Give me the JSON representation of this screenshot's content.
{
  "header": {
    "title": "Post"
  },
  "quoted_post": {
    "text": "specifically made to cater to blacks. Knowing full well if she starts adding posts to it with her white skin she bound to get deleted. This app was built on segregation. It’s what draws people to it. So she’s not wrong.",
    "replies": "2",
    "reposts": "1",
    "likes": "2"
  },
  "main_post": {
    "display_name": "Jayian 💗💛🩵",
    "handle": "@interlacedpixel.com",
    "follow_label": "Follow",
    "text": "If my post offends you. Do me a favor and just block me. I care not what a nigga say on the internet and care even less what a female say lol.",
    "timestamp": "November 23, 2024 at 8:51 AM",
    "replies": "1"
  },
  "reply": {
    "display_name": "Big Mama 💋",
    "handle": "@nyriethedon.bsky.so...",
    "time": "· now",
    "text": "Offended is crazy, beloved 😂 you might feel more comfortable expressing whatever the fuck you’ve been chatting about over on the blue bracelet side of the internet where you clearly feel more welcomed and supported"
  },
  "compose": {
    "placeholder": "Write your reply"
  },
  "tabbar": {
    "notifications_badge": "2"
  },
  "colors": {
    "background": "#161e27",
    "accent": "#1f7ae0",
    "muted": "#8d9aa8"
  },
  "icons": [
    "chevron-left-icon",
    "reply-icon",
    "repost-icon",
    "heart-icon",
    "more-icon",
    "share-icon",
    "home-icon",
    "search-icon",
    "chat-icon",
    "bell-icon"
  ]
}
- - - - - - -
> **WHAT IS ASKED**: Return nothing except the number of lines that include the string "reply".

> **WRITTEN ANSWER**: 3